**REQUEST**: Return the lines below that carry the word "information".

**ENTRIES PROVIDED**:
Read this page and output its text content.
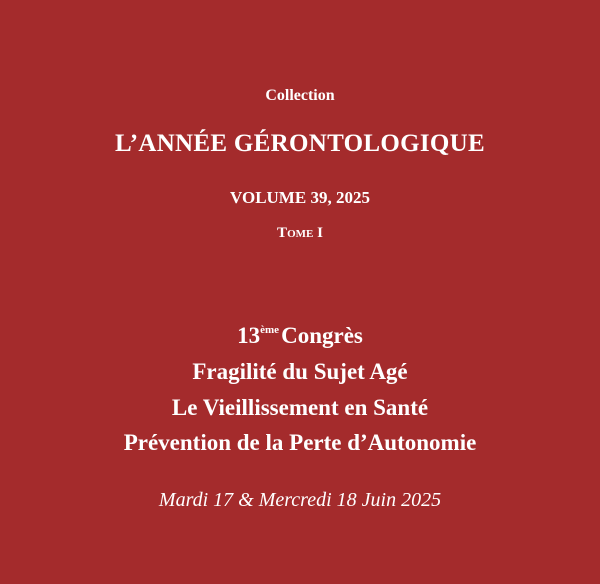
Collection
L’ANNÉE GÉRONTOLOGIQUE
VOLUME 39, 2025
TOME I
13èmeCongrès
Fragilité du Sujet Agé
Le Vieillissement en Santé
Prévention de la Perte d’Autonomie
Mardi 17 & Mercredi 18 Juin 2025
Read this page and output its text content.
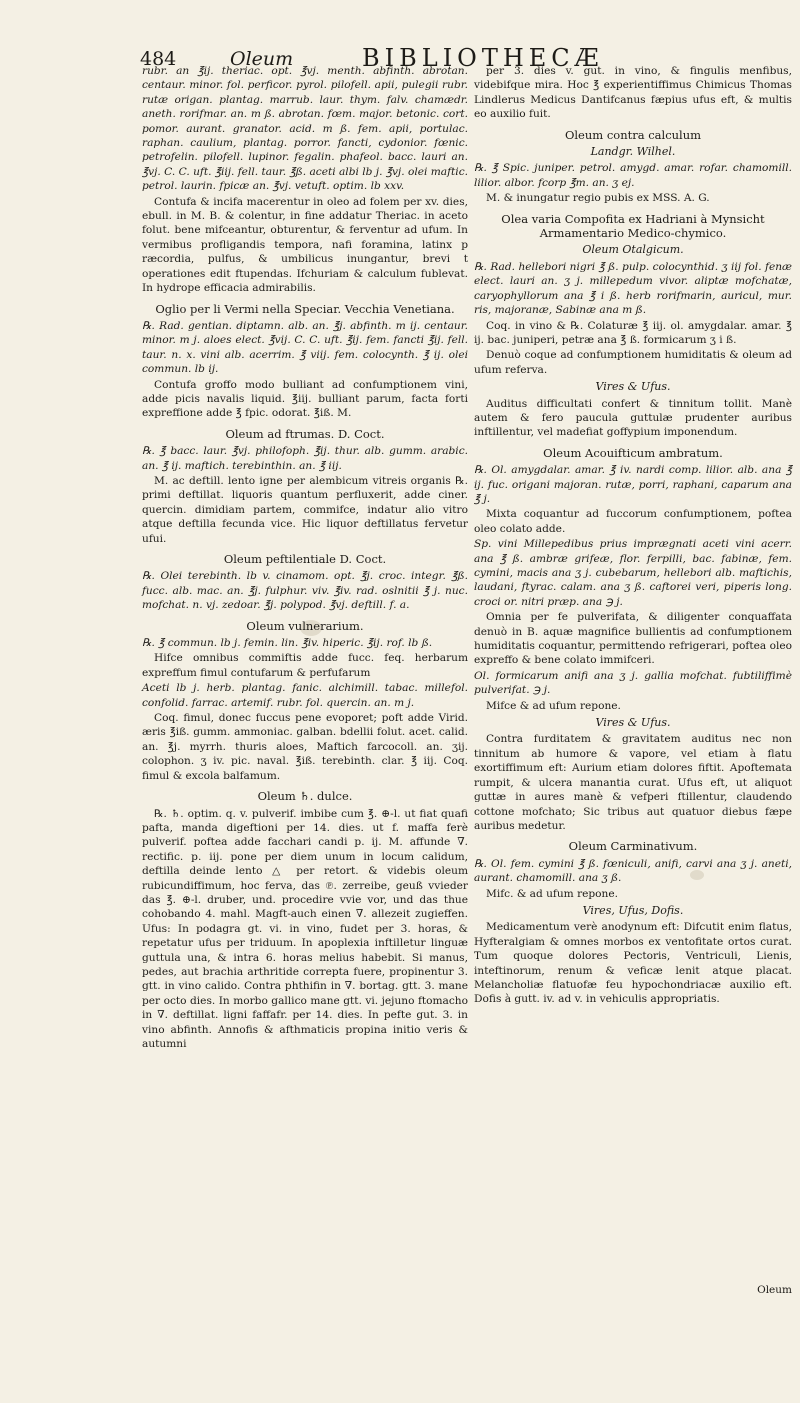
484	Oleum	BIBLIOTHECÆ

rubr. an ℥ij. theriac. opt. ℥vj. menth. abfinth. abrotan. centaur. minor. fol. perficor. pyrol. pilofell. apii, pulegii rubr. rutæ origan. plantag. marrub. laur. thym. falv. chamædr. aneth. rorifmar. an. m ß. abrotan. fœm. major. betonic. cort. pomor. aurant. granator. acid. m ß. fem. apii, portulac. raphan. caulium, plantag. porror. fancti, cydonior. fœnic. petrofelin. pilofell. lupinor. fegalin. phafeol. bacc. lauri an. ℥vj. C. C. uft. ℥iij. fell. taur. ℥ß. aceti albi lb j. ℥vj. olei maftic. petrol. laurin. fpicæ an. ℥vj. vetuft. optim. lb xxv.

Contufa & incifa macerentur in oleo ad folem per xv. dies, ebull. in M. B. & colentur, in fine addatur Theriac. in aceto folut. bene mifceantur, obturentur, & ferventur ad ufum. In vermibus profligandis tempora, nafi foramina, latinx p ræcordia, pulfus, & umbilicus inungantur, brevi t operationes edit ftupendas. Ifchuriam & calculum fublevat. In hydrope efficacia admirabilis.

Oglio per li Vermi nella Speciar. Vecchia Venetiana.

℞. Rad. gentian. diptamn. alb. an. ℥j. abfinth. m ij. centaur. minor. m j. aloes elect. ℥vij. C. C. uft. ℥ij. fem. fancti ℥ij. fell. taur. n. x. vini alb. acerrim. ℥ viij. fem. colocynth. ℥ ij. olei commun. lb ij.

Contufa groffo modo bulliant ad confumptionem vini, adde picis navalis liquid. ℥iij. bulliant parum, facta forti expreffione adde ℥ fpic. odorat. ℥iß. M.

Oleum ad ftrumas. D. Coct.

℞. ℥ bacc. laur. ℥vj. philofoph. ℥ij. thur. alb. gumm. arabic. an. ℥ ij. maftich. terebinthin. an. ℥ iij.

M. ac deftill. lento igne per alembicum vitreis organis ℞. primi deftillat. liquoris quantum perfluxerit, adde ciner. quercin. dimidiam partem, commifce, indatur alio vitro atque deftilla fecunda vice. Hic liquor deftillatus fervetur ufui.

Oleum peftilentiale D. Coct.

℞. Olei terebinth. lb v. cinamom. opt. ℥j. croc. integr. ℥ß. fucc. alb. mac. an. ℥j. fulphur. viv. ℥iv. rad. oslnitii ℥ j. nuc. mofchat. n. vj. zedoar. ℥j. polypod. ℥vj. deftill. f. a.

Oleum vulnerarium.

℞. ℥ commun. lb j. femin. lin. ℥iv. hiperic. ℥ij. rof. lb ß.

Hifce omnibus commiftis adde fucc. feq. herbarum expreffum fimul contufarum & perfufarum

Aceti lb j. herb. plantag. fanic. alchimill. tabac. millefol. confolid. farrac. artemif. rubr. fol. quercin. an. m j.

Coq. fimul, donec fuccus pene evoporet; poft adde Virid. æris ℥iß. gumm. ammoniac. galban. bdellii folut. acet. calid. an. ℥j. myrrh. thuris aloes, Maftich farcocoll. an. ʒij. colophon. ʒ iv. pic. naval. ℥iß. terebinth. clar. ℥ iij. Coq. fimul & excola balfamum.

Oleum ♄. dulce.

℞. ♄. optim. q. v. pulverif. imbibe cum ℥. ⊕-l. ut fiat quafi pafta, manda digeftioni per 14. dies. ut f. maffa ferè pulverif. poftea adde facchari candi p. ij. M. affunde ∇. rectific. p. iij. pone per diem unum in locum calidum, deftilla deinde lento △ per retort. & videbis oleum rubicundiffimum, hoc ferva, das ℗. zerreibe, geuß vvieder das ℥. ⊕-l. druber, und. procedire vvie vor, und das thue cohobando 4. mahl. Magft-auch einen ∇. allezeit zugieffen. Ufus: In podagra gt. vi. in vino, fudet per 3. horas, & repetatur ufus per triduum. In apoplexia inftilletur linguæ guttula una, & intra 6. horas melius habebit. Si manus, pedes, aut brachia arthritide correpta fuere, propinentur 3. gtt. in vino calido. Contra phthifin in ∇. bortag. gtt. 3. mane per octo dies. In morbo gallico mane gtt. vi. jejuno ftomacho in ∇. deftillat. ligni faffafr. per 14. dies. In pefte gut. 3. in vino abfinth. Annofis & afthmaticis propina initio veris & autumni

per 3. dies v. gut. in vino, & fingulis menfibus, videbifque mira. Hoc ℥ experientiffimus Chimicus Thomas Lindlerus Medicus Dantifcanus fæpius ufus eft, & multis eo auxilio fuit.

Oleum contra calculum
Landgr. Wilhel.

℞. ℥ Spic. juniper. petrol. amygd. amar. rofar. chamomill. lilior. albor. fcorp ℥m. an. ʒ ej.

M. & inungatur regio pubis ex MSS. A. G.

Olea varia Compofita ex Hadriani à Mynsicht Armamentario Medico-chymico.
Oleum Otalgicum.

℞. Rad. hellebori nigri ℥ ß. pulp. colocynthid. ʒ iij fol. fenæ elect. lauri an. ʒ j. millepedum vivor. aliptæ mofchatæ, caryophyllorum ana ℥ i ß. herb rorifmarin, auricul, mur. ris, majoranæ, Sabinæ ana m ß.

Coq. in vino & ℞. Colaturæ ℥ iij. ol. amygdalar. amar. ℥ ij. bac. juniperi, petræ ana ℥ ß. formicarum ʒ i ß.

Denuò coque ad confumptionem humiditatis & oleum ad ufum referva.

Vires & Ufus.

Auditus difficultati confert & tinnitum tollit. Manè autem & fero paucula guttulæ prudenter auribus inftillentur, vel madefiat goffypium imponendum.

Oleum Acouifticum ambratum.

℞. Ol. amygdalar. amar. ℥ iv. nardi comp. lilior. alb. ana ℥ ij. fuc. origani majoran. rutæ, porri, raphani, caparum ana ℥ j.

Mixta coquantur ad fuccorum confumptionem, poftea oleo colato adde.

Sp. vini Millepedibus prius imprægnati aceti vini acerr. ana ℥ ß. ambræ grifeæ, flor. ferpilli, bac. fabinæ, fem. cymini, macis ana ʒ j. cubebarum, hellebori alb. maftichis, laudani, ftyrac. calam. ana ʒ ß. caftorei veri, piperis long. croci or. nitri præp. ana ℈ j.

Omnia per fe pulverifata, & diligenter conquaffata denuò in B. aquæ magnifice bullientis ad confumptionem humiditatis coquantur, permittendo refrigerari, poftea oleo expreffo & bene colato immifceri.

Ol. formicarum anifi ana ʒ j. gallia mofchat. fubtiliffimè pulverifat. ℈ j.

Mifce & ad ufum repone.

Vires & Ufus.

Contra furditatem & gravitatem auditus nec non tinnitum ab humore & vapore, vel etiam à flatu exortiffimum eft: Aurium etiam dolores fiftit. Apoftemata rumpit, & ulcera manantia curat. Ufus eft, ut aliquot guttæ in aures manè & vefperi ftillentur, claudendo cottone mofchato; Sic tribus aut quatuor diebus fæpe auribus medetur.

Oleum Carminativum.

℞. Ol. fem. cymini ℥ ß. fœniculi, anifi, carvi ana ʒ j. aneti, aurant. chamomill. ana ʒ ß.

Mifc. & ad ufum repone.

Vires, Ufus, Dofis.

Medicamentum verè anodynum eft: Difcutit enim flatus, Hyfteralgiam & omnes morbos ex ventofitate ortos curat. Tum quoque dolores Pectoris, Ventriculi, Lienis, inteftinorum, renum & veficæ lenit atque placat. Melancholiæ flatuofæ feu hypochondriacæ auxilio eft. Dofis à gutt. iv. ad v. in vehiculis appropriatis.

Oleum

---

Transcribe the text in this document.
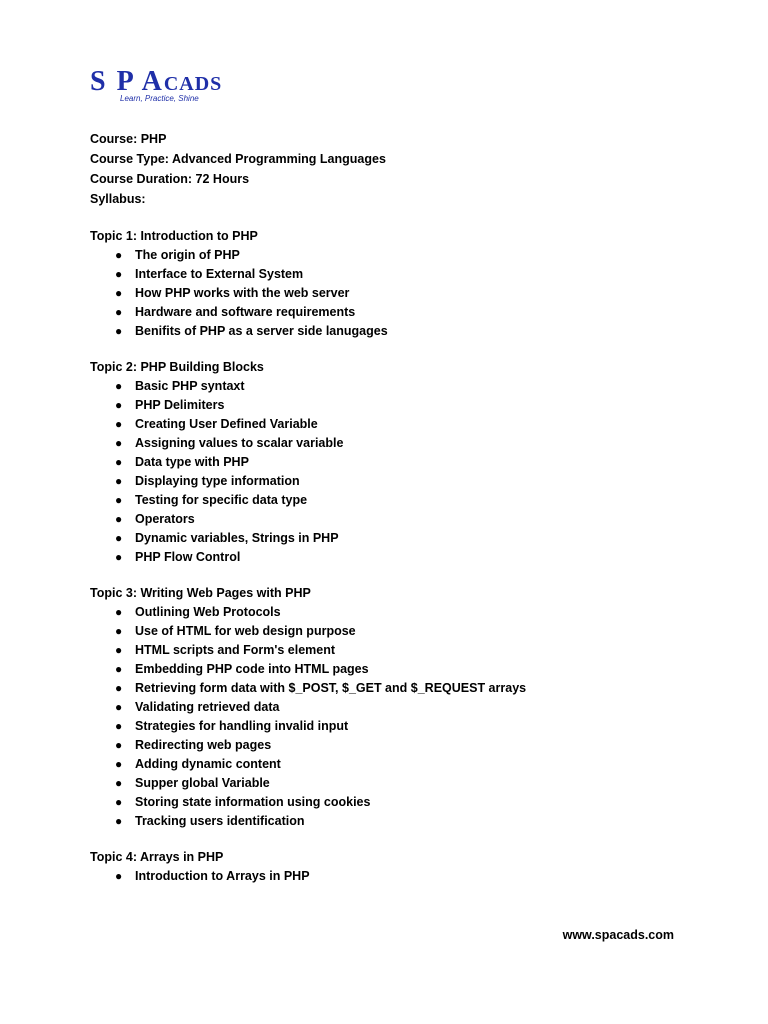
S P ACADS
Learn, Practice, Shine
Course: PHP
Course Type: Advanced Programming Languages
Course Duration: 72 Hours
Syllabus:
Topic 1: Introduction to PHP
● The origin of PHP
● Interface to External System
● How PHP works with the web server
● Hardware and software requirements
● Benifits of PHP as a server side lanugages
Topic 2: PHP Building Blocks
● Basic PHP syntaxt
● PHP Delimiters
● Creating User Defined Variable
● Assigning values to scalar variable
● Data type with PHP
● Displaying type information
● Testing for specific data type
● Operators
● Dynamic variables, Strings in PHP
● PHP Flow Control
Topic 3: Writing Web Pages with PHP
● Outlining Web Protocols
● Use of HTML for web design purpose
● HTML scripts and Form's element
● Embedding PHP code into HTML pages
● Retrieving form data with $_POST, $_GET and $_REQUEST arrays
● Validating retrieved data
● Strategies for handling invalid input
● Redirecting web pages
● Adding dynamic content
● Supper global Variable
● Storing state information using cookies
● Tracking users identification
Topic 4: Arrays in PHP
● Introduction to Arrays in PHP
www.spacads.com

**ANSWER BELOW**:
● Displaying type information
● Storing state information using cookies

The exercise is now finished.